* _Goal of the exercise_
Read the data and repeat it in full, exactly.

^^^^

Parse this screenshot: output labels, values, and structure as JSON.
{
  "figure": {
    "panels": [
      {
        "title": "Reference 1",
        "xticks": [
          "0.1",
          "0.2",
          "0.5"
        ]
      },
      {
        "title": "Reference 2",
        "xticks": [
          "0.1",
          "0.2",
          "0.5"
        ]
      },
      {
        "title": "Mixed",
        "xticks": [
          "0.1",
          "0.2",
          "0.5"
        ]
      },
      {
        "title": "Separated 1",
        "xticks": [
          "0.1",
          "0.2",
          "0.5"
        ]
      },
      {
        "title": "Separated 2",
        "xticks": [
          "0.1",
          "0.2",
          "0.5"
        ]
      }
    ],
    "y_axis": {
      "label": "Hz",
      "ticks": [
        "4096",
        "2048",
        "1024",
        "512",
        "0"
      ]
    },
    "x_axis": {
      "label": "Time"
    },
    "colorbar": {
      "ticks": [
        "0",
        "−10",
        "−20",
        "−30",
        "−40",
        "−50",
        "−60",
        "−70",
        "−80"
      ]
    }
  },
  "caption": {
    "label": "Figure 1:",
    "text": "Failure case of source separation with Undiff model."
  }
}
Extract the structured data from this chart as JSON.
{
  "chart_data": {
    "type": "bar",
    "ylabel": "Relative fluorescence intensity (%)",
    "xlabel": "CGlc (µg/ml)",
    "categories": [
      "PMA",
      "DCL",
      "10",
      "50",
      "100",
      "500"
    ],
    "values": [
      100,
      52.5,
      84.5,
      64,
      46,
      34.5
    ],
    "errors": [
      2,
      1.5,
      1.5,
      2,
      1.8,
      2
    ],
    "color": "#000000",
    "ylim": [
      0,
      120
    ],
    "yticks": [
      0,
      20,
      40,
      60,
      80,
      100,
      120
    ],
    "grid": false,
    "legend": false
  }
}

^^^^

* _Correct answer_
Parse this screenshot: output labels, values, and structure as JSON.
{
  "figure": {
    "panels": [
      {
        "title": "Reference 1",
        "xticks": [
          "0.1",
          "0.2",
          "0.5"
        ]
      },
      {
        "title": "Reference 2",
        "xticks": [
          "0.1",
          "0.2",
          "0.5"
        ]
      },
      {
        "title": "Mixed",
        "xticks": [
          "0.1",
          "0.2",
          "0.5"
        ]
      },
      {
        "title": "Separated 1",
        "xticks": [
          "0.1",
          "0.2",
          "0.5"
        ]
      },
      {
        "title": "Separated 2",
        "xticks": [
          "0.1",
          "0.2",
          "0.5"
        ]
      }
    ],
    "y_axis": {
      "label": "Hz",
      "ticks": [
        "4096",
        "2048",
        "1024",
        "512",
        "0"
      ]
    },
    "x_axis": {
      "label": "Time"
    },
    "colorbar": {
      "ticks": [
        "0",
        "−10",
        "−20",
        "−30",
        "−40",
        "−50",
        "−60",
        "−70",
        "−80"
      ]
    }
  },
  "caption": {
    "label": "Figure 1:",
    "text": "Failure case of source separation with Undiff model."
  }
}
Extract the structured data from this chart as JSON.
{
  "chart_data": {
    "type": "bar",
    "ylabel": "Relative fluorescence intensity (%)",
    "xlabel": "CGlc (µg/ml)",
    "categories": [
      "PMA",
      "DCL",
      "10",
      "50",
      "100",
      "500"
    ],
    "values": [
      100,
      52.5,
      84.5,
      64,
      46,
      34.5
    ],
    "errors": [
      2,
      1.5,
      1.5,
      2,
      1.8,
      2
    ],
    "color": "#000000",
    "ylim": [
      0,
      120
    ],
    "yticks": [
      0,
      20,
      40,
      60,
      80,
      100,
      120
    ],
    "grid": false,
    "legend": false
  }
}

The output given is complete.